BEGIN ENTRIES PROVIDED

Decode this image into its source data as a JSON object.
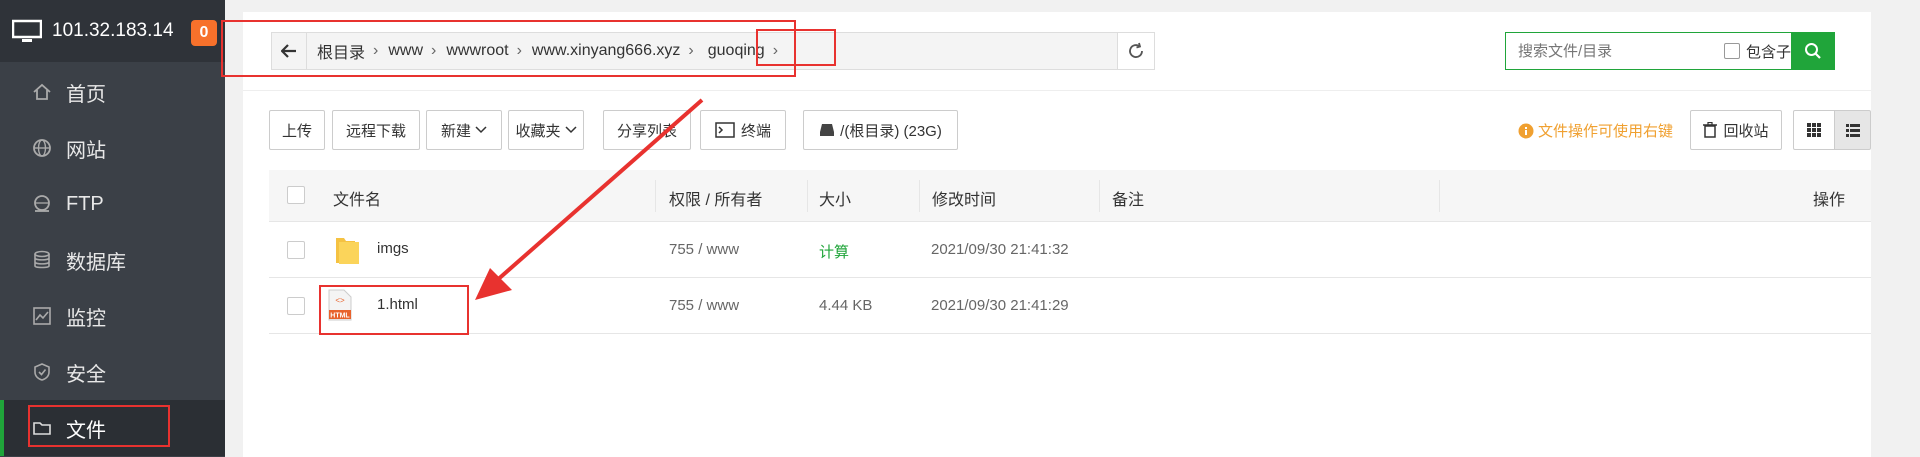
{
  "sidebar": {
    "ip": "101.32.183.14",
    "badge": "0",
    "items": [
      {
        "label": "首页",
        "icon": "home-icon"
      },
      {
        "label": "网站",
        "icon": "globe-icon"
      },
      {
        "label": "FTP",
        "icon": "ftp-icon"
      },
      {
        "label": "数据库",
        "icon": "database-icon"
      },
      {
        "label": "监控",
        "icon": "monitor-icon"
      },
      {
        "label": "安全",
        "icon": "shield-icon"
      },
      {
        "label": "文件",
        "icon": "folder-icon"
      }
    ]
  },
  "address": {
    "crumbs": [
      "根目录",
      "www",
      "wwwroot",
      "www.xinyang666.xyz",
      "guoqing"
    ]
  },
  "search": {
    "placeholder": "搜索文件/目录",
    "checkbox_label": "包含子目录"
  },
  "toolbar": {
    "upload": "上传",
    "remote_download": "远程下载",
    "new": "新建",
    "favorites": "收藏夹",
    "share_list": "分享列表",
    "terminal": "终端",
    "disk": "/(根目录) (23G)",
    "tip": "文件操作可使用右键",
    "recycle": "回收站"
  },
  "table": {
    "headers": {
      "name": "文件名",
      "perm": "权限 / 所有者",
      "size": "大小",
      "mtime": "修改时间",
      "note": "备注",
      "ops": "操作"
    },
    "rows": [
      {
        "name": "imgs",
        "perm": "755 / www",
        "size": "计算",
        "mtime": "2021/09/30 21:41:32",
        "type": "folder"
      },
      {
        "name": "1.html",
        "perm": "755 / www",
        "size": "4.44 KB",
        "mtime": "2021/09/30 21:41:29",
        "type": "html"
      }
    ]
  },
  "colors": {
    "accent": "#20a53a",
    "annotation": "#e8322f",
    "sidebar": "#3b4047",
    "badge": "#f7712b"
  }
}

END ENTRIES PROVIDED

» WHAT YOU SHOULD DO
Pictures stay out; reproduce every line of the records exactly.

» TASK ANSWER
Decode this image into its source data as a JSON object.
{
  "sidebar": {
    "ip": "101.32.183.14",
    "badge": "0",
    "items": [
      {
        "label": "首页",
        "icon": "home-icon"
      },
      {
        "label": "网站",
        "icon": "globe-icon"
      },
      {
        "label": "FTP",
        "icon": "ftp-icon"
      },
      {
        "label": "数据库",
        "icon": "database-icon"
      },
      {
        "label": "监控",
        "icon": "monitor-icon"
      },
      {
        "label": "安全",
        "icon": "shield-icon"
      },
      {
        "label": "文件",
        "icon": "folder-icon"
      }
    ]
  },
  "address": {
    "crumbs": [
      "根目录",
      "www",
      "wwwroot",
      "www.xinyang666.xyz",
      "guoqing"
    ]
  },
  "search": {
    "placeholder": "搜索文件/目录",
    "checkbox_label": "包含子目录"
  },
  "toolbar": {
    "upload": "上传",
    "remote_download": "远程下载",
    "new": "新建",
    "favorites": "收藏夹",
    "share_list": "分享列表",
    "terminal": "终端",
    "disk": "/(根目录) (23G)",
    "tip": "文件操作可使用右键",
    "recycle": "回收站"
  },
  "table": {
    "headers": {
      "name": "文件名",
      "perm": "权限 / 所有者",
      "size": "大小",
      "mtime": "修改时间",
      "note": "备注",
      "ops": "操作"
    },
    "rows": [
      {
        "name": "imgs",
        "perm": "755 / www",
        "size": "计算",
        "mtime": "2021/09/30 21:41:32",
        "type": "folder"
      },
      {
        "name": "1.html",
        "perm": "755 / www",
        "size": "4.44 KB",
        "mtime": "2021/09/30 21:41:29",
        "type": "html"
      }
    ]
  },
  "colors": {
    "accent": "#20a53a",
    "annotation": "#e8322f",
    "sidebar": "#3b4047",
    "badge": "#f7712b"
  }
}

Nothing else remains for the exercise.